| Set problem |
Retype the material that follows, keeping every word as it is.

====== Information shown

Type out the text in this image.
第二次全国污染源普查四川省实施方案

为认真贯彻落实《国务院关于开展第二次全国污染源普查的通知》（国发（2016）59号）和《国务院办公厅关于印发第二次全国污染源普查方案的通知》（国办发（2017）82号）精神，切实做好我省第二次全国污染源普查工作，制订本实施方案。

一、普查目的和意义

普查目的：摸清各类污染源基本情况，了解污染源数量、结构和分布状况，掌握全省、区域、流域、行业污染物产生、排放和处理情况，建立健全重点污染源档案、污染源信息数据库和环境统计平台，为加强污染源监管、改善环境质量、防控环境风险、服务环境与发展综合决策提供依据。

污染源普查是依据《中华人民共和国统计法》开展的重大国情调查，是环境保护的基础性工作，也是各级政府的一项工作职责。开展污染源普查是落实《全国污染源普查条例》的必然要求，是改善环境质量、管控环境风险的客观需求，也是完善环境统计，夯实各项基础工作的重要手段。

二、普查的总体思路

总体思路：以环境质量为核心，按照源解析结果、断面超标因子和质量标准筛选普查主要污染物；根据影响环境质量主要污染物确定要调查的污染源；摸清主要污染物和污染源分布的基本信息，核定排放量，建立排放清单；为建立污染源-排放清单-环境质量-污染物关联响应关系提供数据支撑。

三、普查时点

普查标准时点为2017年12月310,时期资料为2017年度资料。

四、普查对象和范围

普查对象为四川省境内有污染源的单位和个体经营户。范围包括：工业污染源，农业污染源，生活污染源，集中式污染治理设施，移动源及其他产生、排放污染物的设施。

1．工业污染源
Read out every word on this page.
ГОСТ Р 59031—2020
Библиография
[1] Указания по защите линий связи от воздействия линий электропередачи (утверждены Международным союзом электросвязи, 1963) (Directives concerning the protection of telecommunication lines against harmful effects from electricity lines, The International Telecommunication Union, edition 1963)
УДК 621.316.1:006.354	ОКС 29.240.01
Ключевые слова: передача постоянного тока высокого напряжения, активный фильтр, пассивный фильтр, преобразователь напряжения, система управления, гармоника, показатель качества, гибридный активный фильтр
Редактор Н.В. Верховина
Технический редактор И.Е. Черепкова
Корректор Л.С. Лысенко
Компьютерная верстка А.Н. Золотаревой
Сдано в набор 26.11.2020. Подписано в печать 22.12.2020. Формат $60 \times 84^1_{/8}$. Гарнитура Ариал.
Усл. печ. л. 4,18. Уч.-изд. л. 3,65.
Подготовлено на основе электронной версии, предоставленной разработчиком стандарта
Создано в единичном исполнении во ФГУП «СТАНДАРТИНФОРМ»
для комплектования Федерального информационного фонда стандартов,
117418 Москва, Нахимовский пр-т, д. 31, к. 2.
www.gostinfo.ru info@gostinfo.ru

============

| Exercise answer |
Type out the text in this image.
第二次全国污染源普查四川省实施方案

为认真贯彻落实《国务院关于开展第二次全国污染源普查的通知》（国发（2016）59号）和《国务院办公厅关于印发第二次全国污染源普查方案的通知》（国办发（2017）82号）精神，切实做好我省第二次全国污染源普查工作，制订本实施方案。

一、普查目的和意义

普查目的：摸清各类污染源基本情况，了解污染源数量、结构和分布状况，掌握全省、区域、流域、行业污染物产生、排放和处理情况，建立健全重点污染源档案、污染源信息数据库和环境统计平台，为加强污染源监管、改善环境质量、防控环境风险、服务环境与发展综合决策提供依据。

污染源普查是依据《中华人民共和国统计法》开展的重大国情调查，是环境保护的基础性工作，也是各级政府的一项工作职责。开展污染源普查是落实《全国污染源普查条例》的必然要求，是改善环境质量、管控环境风险的客观需求，也是完善环境统计，夯实各项基础工作的重要手段。

二、普查的总体思路

总体思路：以环境质量为核心，按照源解析结果、断面超标因子和质量标准筛选普查主要污染物；根据影响环境质量主要污染物确定要调查的污染源；摸清主要污染物和污染源分布的基本信息，核定排放量，建立排放清单；为建立污染源-排放清单-环境质量-污染物关联响应关系提供数据支撑。

三、普查时点

普查标准时点为2017年12月310,时期资料为2017年度资料。

四、普查对象和范围

普查对象为四川省境内有污染源的单位和个体经营户。范围包括：工业污染源，农业污染源，生活污染源，集中式污染治理设施，移动源及其他产生、排放污染物的设施。

1．工业污染源
Read out every word on this page.
ГОСТ Р 59031—2020
Библиография
[1] Указания по защите линий связи от воздействия линий электропередачи (утверждены Международным союзом электросвязи, 1963) (Directives concerning the protection of telecommunication lines against harmful effects from electricity lines, The International Telecommunication Union, edition 1963)
УДК 621.316.1:006.354	ОКС 29.240.01
Ключевые слова: передача постоянного тока высокого напряжения, активный фильтр, пассивный фильтр, преобразователь напряжения, система управления, гармоника, показатель качества, гибридный активный фильтр
Редактор Н.В. Верховина
Технический редактор И.Е. Черепкова
Корректор Л.С. Лысенко
Компьютерная верстка А.Н. Золотаревой
Сдано в набор 26.11.2020. Подписано в печать 22.12.2020. Формат $60 \times 84^1_{/8}$. Гарнитура Ариал.
Усл. печ. л. 4,18. Уч.-изд. л. 3,65.
Подготовлено на основе электронной версии, предоставленной разработчиком стандарта
Создано в единичном исполнении во ФГУП «СТАНДАРТИНФОРМ»
для комплектования Федерального информационного фонда стандартов,
117418 Москва, Нахимовский пр-т, д. 31, к. 2.
www.gostinfo.ru info@gostinfo.ru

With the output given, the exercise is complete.